── Working data ──

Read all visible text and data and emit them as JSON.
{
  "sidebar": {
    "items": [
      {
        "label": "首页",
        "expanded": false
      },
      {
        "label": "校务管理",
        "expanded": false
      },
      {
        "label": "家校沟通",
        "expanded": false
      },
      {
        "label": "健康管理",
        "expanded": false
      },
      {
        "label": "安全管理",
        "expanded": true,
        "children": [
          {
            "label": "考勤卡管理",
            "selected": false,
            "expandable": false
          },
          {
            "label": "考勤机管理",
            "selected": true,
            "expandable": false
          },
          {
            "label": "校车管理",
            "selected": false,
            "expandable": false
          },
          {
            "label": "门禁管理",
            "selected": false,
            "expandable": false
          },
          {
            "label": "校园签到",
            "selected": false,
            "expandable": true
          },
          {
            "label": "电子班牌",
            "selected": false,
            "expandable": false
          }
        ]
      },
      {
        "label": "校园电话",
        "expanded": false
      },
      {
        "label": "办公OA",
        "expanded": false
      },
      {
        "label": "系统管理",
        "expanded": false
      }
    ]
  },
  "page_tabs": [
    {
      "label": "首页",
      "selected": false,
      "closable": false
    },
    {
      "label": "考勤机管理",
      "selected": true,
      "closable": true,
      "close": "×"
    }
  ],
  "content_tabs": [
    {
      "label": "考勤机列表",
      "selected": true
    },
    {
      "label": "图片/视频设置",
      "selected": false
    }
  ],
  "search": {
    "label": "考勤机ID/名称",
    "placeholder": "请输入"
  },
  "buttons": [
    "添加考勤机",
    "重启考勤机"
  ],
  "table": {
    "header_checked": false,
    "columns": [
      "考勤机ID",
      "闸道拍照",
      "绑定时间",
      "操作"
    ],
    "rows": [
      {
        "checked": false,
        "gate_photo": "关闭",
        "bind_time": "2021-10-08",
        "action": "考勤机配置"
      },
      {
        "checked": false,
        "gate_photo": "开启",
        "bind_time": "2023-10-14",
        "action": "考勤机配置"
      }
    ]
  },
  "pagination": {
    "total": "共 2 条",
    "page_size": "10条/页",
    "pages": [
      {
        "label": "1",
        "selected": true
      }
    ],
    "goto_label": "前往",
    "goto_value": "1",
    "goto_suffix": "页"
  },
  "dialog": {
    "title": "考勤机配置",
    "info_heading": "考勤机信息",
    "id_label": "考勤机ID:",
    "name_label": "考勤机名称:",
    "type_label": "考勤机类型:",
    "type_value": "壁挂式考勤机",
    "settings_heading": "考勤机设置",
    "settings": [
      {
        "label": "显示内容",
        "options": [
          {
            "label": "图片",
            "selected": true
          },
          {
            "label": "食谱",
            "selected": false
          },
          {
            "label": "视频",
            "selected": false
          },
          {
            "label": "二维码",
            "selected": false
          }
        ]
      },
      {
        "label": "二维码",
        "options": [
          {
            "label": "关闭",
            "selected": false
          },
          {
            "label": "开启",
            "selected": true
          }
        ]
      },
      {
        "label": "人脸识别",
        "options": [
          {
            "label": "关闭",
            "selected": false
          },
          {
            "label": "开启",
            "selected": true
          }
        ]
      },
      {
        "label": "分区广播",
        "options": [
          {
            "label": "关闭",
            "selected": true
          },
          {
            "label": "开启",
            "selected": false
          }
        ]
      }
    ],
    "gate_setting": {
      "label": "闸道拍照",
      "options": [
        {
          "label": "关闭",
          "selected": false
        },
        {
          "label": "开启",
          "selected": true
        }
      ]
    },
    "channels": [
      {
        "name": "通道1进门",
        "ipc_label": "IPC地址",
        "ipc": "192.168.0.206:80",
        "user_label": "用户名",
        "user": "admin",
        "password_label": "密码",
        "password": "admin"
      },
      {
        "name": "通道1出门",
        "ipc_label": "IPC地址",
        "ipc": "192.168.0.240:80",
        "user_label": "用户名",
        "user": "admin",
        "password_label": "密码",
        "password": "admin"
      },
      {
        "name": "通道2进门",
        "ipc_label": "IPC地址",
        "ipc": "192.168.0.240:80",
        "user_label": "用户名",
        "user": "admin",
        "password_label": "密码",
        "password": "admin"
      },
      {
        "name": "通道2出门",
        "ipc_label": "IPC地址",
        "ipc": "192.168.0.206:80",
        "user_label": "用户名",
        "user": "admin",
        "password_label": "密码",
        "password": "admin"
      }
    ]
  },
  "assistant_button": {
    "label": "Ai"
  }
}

───

Exercise instructions >> Return what is listed above, exactly and completely.

Response to this task >>
Read all visible text and data and emit them as JSON.
{
  "sidebar": {
    "items": [
      {
        "label": "首页",
        "expanded": false
      },
      {
        "label": "校务管理",
        "expanded": false
      },
      {
        "label": "家校沟通",
        "expanded": false
      },
      {
        "label": "健康管理",
        "expanded": false
      },
      {
        "label": "安全管理",
        "expanded": true,
        "children": [
          {
            "label": "考勤卡管理",
            "selected": false,
            "expandable": false
          },
          {
            "label": "考勤机管理",
            "selected": true,
            "expandable": false
          },
          {
            "label": "校车管理",
            "selected": false,
            "expandable": false
          },
          {
            "label": "门禁管理",
            "selected": false,
            "expandable": false
          },
          {
            "label": "校园签到",
            "selected": false,
            "expandable": true
          },
          {
            "label": "电子班牌",
            "selected": false,
            "expandable": false
          }
        ]
      },
      {
        "label": "校园电话",
        "expanded": false
      },
      {
        "label": "办公OA",
        "expanded": false
      },
      {
        "label": "系统管理",
        "expanded": false
      }
    ]
  },
  "page_tabs": [
    {
      "label": "首页",
      "selected": false,
      "closable": false
    },
    {
      "label": "考勤机管理",
      "selected": true,
      "closable": true,
      "close": "×"
    }
  ],
  "content_tabs": [
    {
      "label": "考勤机列表",
      "selected": true
    },
    {
      "label": "图片/视频设置",
      "selected": false
    }
  ],
  "search": {
    "label": "考勤机ID/名称",
    "placeholder": "请输入"
  },
  "buttons": [
    "添加考勤机",
    "重启考勤机"
  ],
  "table": {
    "header_checked": false,
    "columns": [
      "考勤机ID",
      "闸道拍照",
      "绑定时间",
      "操作"
    ],
    "rows": [
      {
        "checked": false,
        "gate_photo": "关闭",
        "bind_time": "2021-10-08",
        "action": "考勤机配置"
      },
      {
        "checked": false,
        "gate_photo": "开启",
        "bind_time": "2023-10-14",
        "action": "考勤机配置"
      }
    ]
  },
  "pagination": {
    "total": "共 2 条",
    "page_size": "10条/页",
    "pages": [
      {
        "label": "1",
        "selected": true
      }
    ],
    "goto_label": "前往",
    "goto_value": "1",
    "goto_suffix": "页"
  },
  "dialog": {
    "title": "考勤机配置",
    "info_heading": "考勤机信息",
    "id_label": "考勤机ID:",
    "name_label": "考勤机名称:",
    "type_label": "考勤机类型:",
    "type_value": "壁挂式考勤机",
    "settings_heading": "考勤机设置",
    "settings": [
      {
        "label": "显示内容",
        "options": [
          {
            "label": "图片",
            "selected": true
          },
          {
            "label": "食谱",
            "selected": false
          },
          {
            "label": "视频",
            "selected": false
          },
          {
            "label": "二维码",
            "selected": false
          }
        ]
      },
      {
        "label": "二维码",
        "options": [
          {
            "label": "关闭",
            "selected": false
          },
          {
            "label": "开启",
            "selected": true
          }
        ]
      },
      {
        "label": "人脸识别",
        "options": [
          {
            "label": "关闭",
            "selected": false
          },
          {
            "label": "开启",
            "selected": true
          }
        ]
      },
      {
        "label": "分区广播",
        "options": [
          {
            "label": "关闭",
            "selected": true
          },
          {
            "label": "开启",
            "selected": false
          }
        ]
      }
    ],
    "gate_setting": {
      "label": "闸道拍照",
      "options": [
        {
          "label": "关闭",
          "selected": false
        },
        {
          "label": "开启",
          "selected": true
        }
      ]
    },
    "channels": [
      {
        "name": "通道1进门",
        "ipc_label": "IPC地址",
        "ipc": "192.168.0.206:80",
        "user_label": "用户名",
        "user": "admin",
        "password_label": "密码",
        "password": "admin"
      },
      {
        "name": "通道1出门",
        "ipc_label": "IPC地址",
        "ipc": "192.168.0.240:80",
        "user_label": "用户名",
        "user": "admin",
        "password_label": "密码",
        "password": "admin"
      },
      {
        "name": "通道2进门",
        "ipc_label": "IPC地址",
        "ipc": "192.168.0.240:80",
        "user_label": "用户名",
        "user": "admin",
        "password_label": "密码",
        "password": "admin"
      },
      {
        "name": "通道2出门",
        "ipc_label": "IPC地址",
        "ipc": "192.168.0.206:80",
        "user_label": "用户名",
        "user": "admin",
        "password_label": "密码",
        "password": "admin"
      }
    ]
  },
  "assistant_button": {
    "label": "Ai"
  }
}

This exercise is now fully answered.